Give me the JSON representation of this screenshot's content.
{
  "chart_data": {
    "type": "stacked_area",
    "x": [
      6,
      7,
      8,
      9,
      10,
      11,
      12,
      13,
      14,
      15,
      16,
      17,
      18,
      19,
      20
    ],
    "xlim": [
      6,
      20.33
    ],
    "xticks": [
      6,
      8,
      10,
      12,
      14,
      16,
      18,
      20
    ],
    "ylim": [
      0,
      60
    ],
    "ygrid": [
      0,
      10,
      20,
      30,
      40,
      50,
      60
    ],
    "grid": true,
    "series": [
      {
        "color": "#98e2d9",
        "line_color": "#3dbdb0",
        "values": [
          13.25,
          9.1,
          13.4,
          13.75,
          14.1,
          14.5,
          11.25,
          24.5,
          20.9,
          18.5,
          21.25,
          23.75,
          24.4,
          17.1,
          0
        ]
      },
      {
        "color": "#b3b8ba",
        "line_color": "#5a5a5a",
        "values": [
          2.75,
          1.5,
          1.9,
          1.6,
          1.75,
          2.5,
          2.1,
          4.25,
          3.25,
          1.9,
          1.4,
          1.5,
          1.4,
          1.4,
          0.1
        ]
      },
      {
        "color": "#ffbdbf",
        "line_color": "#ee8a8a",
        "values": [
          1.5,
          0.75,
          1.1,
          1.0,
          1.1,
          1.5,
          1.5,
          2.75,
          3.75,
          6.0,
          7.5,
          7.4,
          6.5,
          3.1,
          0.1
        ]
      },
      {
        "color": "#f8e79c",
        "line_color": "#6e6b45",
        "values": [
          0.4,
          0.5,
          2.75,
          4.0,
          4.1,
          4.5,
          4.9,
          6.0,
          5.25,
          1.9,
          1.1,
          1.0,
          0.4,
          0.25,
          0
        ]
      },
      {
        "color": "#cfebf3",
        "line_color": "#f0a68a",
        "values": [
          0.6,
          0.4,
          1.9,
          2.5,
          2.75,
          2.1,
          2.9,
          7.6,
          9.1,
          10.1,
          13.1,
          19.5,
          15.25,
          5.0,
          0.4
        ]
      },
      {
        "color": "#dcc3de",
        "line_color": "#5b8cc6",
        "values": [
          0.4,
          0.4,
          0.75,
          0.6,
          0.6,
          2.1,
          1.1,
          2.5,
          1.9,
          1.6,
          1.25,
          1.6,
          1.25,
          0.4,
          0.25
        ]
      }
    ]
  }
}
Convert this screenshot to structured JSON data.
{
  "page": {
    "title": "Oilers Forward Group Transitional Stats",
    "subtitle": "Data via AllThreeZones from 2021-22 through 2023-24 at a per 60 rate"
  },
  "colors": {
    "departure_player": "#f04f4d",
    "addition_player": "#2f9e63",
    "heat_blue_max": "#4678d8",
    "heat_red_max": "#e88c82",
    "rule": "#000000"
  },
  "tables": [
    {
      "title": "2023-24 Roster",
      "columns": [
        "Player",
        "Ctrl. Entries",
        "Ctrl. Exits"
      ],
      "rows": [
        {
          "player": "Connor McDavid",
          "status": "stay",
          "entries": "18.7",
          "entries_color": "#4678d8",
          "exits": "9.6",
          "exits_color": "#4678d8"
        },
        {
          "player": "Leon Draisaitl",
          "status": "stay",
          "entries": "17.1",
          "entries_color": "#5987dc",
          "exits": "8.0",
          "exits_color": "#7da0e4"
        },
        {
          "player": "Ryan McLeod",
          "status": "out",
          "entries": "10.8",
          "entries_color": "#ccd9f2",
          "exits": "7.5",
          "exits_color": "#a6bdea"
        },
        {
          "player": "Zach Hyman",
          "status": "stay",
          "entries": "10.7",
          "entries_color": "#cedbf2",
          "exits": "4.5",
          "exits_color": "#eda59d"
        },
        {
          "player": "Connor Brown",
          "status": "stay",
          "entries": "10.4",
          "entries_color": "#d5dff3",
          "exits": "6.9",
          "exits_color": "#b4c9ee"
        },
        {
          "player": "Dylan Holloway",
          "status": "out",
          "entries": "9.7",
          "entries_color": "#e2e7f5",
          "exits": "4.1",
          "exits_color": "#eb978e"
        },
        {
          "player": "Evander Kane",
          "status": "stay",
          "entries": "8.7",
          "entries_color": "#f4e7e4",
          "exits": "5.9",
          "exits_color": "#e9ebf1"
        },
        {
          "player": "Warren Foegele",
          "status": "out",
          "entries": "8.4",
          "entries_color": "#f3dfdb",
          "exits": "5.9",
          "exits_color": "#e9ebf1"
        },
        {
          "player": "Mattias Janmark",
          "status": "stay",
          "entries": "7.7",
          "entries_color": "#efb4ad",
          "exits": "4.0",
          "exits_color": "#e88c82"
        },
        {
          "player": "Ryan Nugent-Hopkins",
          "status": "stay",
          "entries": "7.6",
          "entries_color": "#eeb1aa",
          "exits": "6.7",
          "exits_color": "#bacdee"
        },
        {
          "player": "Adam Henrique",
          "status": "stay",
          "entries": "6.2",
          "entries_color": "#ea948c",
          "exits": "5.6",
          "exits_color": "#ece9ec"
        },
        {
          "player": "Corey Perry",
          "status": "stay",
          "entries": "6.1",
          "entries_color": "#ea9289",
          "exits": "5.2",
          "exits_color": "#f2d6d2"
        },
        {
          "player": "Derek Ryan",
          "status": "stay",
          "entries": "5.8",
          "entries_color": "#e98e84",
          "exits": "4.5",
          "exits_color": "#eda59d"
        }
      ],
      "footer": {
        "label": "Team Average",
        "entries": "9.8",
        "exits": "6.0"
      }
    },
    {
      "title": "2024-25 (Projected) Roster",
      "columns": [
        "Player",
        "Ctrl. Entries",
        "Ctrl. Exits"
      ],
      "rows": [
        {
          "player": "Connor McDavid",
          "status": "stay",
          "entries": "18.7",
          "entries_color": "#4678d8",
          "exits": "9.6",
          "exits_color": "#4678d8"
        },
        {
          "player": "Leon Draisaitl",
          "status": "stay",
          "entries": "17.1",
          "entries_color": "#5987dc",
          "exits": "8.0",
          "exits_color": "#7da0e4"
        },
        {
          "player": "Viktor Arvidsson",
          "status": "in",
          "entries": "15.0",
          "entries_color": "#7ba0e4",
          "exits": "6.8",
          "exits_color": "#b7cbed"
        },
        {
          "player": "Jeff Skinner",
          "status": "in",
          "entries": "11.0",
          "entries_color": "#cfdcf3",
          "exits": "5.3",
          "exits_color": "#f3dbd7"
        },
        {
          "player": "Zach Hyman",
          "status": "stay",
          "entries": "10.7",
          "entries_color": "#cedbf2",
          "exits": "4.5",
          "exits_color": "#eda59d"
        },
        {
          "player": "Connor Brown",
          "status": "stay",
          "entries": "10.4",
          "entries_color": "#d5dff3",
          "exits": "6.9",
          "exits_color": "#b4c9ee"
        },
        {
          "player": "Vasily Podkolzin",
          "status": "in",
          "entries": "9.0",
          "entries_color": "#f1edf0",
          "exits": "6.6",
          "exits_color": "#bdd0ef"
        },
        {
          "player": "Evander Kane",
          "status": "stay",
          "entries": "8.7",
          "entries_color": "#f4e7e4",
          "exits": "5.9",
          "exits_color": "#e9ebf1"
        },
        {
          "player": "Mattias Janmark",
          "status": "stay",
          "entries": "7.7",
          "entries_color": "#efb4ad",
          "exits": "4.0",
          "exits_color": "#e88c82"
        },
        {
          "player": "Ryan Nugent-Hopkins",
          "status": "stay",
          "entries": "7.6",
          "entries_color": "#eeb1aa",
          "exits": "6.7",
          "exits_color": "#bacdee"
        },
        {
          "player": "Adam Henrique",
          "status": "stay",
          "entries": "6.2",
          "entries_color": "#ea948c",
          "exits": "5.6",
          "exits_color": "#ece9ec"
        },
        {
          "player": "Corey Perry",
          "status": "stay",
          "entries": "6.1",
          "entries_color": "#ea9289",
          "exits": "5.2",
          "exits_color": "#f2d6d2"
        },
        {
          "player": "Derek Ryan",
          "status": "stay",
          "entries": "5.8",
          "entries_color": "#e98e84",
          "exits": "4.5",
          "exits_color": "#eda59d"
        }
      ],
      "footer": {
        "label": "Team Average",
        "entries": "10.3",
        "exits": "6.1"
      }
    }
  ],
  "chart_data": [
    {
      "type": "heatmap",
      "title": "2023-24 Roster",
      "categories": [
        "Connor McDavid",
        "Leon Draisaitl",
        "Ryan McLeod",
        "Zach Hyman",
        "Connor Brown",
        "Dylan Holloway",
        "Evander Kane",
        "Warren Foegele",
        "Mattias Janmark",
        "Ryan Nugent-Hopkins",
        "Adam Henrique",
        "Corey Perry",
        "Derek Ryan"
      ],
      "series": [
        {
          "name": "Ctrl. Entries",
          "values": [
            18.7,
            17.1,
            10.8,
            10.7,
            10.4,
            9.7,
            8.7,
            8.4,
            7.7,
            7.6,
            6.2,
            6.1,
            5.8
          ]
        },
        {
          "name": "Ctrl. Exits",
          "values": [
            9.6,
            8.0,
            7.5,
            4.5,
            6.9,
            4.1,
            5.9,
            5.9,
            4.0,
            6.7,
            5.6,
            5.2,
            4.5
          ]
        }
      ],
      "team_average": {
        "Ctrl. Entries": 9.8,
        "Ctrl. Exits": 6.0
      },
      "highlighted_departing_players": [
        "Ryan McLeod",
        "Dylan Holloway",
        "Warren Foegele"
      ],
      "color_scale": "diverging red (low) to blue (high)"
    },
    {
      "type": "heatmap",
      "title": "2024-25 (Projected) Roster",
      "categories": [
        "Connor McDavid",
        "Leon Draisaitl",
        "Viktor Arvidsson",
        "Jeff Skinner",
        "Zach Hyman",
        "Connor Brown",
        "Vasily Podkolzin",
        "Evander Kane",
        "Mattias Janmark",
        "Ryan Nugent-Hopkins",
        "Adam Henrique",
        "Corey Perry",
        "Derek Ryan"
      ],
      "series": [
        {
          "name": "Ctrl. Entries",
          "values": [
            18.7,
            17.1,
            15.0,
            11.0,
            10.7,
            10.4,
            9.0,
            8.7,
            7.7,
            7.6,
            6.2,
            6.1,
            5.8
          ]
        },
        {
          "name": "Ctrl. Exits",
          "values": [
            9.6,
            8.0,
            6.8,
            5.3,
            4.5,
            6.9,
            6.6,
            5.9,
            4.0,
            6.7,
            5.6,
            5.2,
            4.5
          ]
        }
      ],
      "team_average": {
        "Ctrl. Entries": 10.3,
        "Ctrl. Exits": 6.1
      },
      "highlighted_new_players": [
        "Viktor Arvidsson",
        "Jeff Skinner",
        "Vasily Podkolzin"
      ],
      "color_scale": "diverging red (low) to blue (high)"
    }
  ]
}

◆ **Task description**
Which lines contain "screenshot"? Copy each of them out.

◆ **Response for this exercise**
Give me the JSON representation of this screenshot's content.
Convert this screenshot to structured JSON data.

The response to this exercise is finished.